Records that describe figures
+---+
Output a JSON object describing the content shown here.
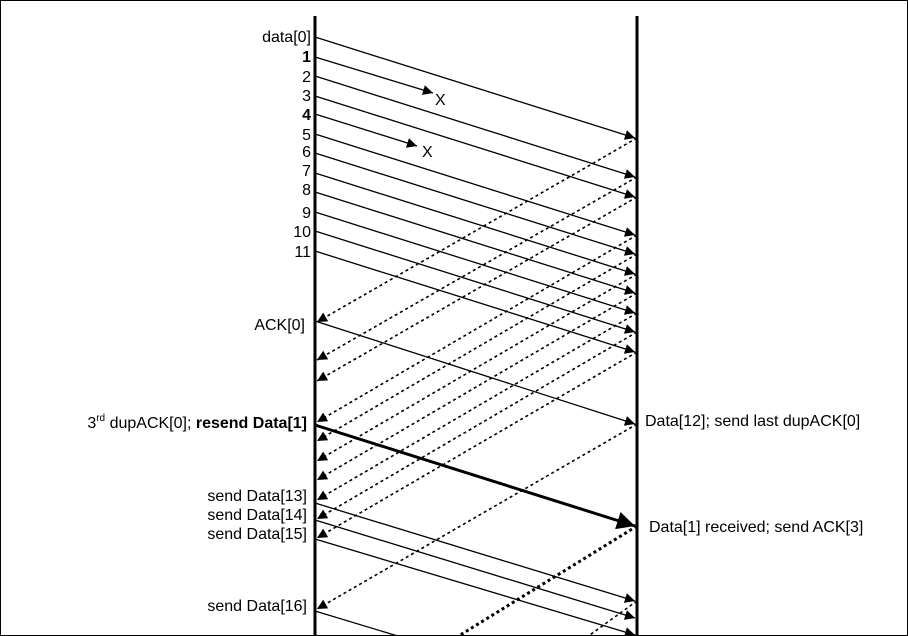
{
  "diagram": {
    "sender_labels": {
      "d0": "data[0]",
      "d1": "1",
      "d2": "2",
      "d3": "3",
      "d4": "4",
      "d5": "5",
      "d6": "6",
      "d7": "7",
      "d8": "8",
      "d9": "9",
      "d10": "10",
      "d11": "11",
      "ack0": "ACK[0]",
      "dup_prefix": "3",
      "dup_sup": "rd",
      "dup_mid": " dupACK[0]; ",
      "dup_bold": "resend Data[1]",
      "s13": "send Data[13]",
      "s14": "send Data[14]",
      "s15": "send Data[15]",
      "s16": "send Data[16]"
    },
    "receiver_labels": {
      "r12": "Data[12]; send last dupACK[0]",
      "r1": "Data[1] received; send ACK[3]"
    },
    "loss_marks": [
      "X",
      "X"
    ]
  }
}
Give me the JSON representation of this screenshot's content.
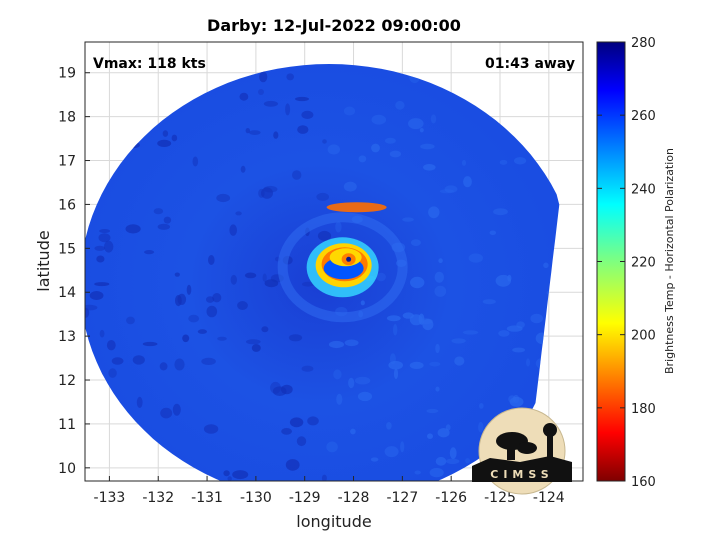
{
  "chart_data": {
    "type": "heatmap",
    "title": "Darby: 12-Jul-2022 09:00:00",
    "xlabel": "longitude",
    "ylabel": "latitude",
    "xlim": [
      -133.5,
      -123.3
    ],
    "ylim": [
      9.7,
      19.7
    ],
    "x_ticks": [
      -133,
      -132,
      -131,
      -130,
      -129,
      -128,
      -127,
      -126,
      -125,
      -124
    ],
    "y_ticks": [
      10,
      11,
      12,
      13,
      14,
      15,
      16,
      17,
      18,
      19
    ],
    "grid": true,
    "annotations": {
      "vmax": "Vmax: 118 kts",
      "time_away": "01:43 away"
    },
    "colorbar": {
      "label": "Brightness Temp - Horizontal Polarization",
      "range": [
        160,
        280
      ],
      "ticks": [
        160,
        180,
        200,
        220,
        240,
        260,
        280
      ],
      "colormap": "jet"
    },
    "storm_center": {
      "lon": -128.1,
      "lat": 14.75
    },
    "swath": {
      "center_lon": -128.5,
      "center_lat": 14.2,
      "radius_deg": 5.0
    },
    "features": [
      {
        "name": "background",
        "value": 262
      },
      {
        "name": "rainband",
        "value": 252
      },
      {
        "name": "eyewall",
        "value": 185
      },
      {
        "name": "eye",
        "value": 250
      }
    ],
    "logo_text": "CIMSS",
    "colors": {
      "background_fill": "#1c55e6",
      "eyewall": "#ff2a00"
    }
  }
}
+---+
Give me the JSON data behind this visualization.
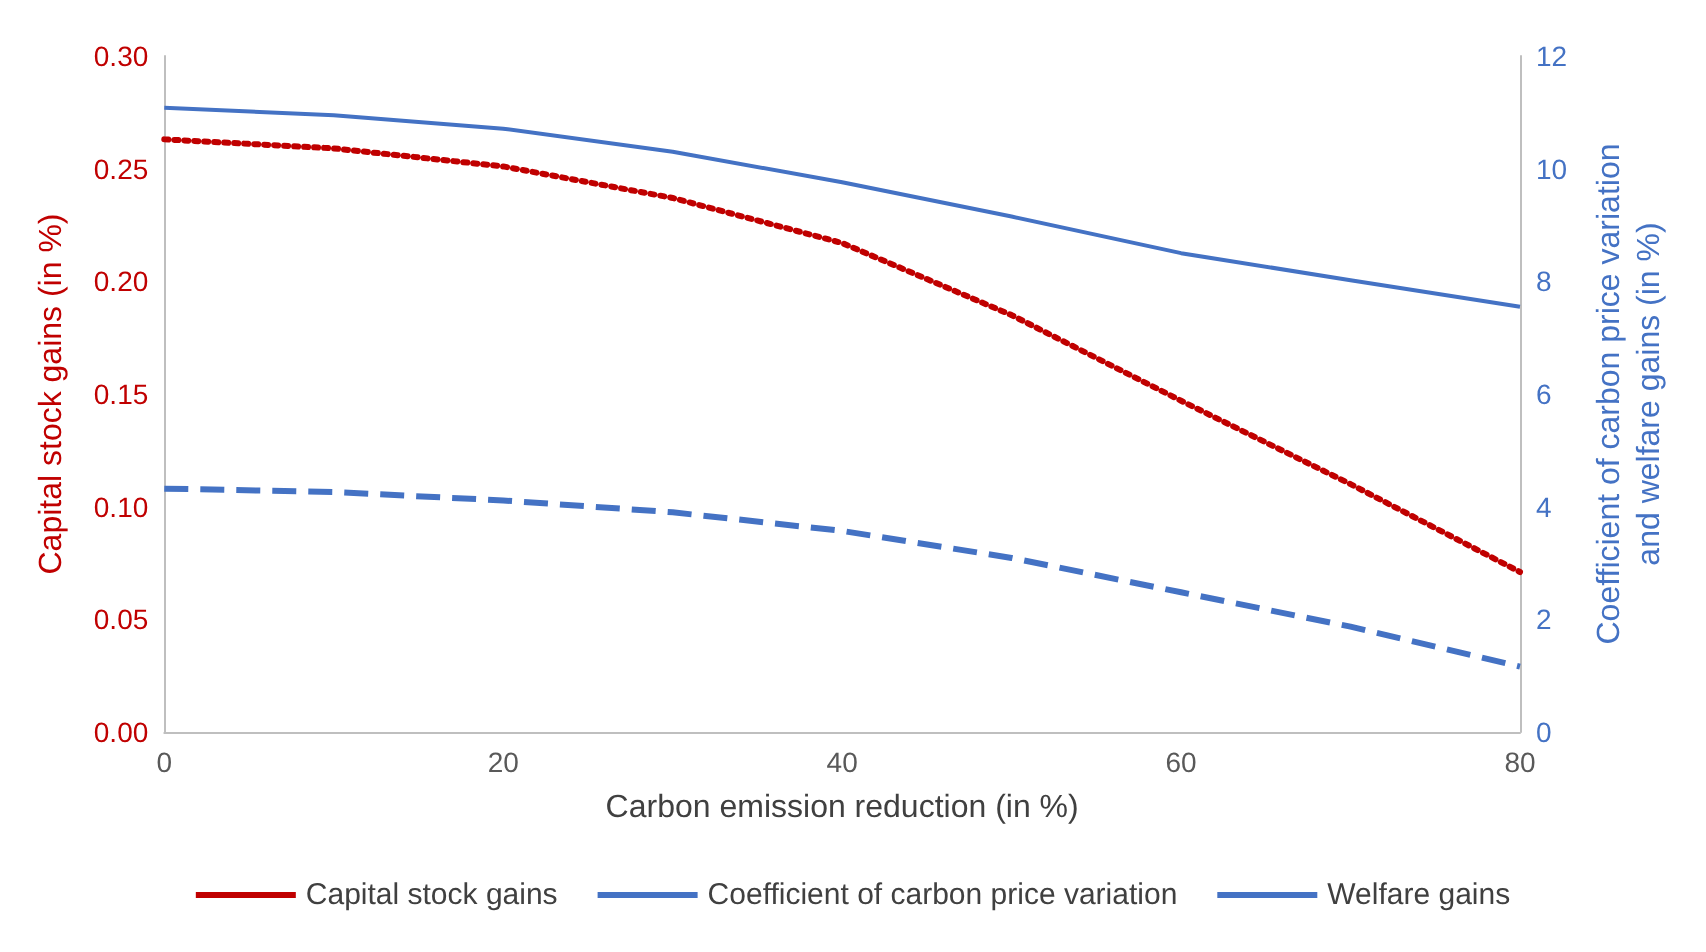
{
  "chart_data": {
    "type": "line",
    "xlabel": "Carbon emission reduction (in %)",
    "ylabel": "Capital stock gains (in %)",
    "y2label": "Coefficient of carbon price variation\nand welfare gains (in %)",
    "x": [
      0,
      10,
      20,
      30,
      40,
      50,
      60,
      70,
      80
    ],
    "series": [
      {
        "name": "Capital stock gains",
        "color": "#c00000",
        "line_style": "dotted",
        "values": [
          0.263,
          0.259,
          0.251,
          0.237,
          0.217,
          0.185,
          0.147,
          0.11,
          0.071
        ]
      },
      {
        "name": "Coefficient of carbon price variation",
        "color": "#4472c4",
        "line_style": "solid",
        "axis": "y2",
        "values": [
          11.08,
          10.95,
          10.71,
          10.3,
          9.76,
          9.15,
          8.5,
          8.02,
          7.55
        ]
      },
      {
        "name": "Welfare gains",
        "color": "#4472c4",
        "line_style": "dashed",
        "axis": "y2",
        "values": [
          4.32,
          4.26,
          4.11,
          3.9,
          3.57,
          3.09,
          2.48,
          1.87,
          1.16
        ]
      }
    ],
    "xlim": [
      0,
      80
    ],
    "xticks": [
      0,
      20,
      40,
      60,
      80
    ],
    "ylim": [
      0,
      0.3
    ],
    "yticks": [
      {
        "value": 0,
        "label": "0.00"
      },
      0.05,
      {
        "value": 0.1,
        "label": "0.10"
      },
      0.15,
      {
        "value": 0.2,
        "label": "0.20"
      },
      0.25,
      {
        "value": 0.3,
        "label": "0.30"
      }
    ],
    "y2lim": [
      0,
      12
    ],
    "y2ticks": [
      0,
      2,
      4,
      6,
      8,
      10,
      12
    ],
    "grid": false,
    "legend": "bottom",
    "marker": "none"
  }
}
+---+
** The request **
Gather each line from the entries above that includes the word "Capital".

** Result of the task **
    "ylabel": "Capital stock gains (in %)",
        "name": "Capital stock gains",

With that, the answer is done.